▶ _Problem requirements_: Can you find the lines of the listing that include "right" and copy every one?

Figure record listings
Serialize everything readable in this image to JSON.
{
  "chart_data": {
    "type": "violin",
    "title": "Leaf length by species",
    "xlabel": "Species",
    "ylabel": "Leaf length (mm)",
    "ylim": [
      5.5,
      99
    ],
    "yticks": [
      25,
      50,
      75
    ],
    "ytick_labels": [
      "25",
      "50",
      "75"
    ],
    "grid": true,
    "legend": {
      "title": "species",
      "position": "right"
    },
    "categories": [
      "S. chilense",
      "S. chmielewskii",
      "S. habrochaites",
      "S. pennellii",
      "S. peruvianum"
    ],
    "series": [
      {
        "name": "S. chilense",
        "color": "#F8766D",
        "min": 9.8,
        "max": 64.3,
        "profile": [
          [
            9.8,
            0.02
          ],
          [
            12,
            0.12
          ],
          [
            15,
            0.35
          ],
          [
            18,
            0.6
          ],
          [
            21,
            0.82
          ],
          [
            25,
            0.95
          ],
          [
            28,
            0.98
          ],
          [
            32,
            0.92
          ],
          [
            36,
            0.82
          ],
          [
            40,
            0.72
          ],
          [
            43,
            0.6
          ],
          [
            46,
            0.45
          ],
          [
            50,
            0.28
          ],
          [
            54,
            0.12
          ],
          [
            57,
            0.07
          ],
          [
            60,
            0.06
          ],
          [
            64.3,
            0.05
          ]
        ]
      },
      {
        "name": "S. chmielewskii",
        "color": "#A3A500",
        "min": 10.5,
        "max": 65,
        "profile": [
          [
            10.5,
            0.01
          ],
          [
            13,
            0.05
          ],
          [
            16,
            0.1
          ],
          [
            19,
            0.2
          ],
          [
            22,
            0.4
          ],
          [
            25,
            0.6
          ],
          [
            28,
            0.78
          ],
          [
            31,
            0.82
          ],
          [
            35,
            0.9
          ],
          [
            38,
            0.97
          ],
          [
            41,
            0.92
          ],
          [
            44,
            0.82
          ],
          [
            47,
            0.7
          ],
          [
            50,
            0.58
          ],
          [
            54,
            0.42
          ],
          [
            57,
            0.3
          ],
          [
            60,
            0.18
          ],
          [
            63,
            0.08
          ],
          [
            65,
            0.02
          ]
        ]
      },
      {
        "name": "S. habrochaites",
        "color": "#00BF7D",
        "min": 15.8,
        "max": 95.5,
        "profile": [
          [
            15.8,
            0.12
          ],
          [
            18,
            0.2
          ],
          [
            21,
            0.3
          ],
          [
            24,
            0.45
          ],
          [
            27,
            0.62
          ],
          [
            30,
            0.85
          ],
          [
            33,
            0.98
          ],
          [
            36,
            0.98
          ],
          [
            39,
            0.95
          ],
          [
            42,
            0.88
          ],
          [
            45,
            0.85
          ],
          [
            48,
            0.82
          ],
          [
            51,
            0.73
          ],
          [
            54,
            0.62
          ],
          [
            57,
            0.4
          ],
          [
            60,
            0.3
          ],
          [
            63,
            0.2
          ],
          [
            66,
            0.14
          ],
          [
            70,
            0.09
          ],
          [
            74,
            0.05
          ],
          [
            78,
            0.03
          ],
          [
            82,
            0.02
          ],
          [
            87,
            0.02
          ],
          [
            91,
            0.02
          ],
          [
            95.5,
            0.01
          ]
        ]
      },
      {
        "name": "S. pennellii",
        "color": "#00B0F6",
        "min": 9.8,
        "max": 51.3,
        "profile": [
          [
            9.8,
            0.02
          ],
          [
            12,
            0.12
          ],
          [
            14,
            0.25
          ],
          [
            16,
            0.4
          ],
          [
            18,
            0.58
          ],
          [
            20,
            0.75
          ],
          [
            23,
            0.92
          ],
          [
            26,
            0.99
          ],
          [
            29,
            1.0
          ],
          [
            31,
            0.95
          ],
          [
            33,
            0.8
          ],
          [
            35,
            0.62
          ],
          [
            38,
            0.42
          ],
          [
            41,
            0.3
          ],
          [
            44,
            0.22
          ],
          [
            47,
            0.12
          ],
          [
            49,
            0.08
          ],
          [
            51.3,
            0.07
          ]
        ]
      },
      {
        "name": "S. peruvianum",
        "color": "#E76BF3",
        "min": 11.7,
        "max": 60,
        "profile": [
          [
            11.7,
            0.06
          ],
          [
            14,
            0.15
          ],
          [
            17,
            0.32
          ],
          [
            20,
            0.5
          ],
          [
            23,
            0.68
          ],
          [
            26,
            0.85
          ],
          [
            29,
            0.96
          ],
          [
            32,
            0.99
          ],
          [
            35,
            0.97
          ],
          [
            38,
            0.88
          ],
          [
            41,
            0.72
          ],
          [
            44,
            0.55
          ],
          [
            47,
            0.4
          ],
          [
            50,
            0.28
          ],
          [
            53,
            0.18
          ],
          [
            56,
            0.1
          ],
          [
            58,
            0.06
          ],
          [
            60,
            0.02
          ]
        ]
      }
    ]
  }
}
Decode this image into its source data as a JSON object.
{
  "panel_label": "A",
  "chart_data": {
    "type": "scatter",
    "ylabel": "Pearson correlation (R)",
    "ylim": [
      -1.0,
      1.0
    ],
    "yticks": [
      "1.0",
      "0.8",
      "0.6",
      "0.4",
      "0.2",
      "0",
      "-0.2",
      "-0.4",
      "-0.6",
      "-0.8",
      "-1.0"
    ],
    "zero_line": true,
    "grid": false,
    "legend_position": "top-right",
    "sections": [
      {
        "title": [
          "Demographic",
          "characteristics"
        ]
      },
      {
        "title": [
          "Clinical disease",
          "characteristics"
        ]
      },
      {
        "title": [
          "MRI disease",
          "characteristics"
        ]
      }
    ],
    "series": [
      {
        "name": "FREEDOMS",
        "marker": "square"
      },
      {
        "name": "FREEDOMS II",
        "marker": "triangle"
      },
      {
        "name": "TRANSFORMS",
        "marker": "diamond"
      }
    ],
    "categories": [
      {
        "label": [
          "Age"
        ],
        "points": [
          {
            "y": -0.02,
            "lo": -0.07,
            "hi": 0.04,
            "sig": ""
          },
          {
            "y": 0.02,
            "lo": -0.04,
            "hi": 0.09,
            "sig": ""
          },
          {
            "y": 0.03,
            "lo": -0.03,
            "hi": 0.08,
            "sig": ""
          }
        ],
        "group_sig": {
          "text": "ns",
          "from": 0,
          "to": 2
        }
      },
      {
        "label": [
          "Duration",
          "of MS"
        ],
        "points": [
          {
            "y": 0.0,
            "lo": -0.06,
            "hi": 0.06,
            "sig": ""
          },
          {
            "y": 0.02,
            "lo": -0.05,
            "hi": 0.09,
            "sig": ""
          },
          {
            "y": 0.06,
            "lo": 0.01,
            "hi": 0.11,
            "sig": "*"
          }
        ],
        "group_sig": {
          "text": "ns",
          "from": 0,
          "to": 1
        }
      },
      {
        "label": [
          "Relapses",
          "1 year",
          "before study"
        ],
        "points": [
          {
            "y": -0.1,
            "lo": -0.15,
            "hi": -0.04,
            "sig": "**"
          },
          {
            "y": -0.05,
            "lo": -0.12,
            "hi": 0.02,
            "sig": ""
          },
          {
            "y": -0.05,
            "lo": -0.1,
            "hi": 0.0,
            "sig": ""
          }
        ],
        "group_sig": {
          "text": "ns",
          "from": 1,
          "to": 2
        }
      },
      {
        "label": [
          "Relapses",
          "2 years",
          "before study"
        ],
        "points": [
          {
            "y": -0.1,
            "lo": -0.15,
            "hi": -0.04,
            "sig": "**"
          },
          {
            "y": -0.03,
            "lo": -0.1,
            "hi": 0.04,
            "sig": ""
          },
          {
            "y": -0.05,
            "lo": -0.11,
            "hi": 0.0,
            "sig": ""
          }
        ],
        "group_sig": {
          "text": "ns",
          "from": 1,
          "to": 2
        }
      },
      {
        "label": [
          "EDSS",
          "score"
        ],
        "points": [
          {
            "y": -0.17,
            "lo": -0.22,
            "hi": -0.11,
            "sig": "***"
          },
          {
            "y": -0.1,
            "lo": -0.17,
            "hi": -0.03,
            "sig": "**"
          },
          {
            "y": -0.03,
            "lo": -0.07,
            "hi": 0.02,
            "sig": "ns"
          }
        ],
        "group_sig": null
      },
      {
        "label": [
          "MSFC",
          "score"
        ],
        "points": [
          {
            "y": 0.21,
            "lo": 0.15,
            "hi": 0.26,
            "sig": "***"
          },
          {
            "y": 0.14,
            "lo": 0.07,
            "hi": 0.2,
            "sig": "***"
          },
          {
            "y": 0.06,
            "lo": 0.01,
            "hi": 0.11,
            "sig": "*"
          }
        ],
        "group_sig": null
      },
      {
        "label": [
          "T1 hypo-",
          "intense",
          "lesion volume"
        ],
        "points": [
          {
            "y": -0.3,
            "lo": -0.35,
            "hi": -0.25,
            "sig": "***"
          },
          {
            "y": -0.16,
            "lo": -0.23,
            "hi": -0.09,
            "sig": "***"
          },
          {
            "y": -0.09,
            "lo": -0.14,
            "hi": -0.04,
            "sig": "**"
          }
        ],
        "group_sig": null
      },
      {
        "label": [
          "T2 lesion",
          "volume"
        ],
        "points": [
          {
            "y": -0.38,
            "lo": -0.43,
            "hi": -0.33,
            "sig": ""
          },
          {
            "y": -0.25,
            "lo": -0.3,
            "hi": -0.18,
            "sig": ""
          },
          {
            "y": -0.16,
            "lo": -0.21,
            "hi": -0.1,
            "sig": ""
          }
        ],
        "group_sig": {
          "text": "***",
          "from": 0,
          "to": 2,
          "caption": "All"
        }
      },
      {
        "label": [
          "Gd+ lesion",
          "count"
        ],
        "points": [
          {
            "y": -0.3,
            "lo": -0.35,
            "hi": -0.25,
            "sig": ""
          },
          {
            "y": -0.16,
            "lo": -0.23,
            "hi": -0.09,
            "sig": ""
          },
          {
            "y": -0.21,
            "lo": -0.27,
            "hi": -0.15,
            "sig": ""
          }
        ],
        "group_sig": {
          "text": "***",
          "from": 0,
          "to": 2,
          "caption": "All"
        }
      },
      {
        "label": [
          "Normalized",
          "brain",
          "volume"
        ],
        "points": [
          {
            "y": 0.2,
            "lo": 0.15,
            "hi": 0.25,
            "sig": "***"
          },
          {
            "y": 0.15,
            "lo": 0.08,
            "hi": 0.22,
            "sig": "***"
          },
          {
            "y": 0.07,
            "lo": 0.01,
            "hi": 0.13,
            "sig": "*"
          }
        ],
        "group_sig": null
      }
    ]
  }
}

▶ _Result_:
      "position": "right"
    "legend_position": "top-right",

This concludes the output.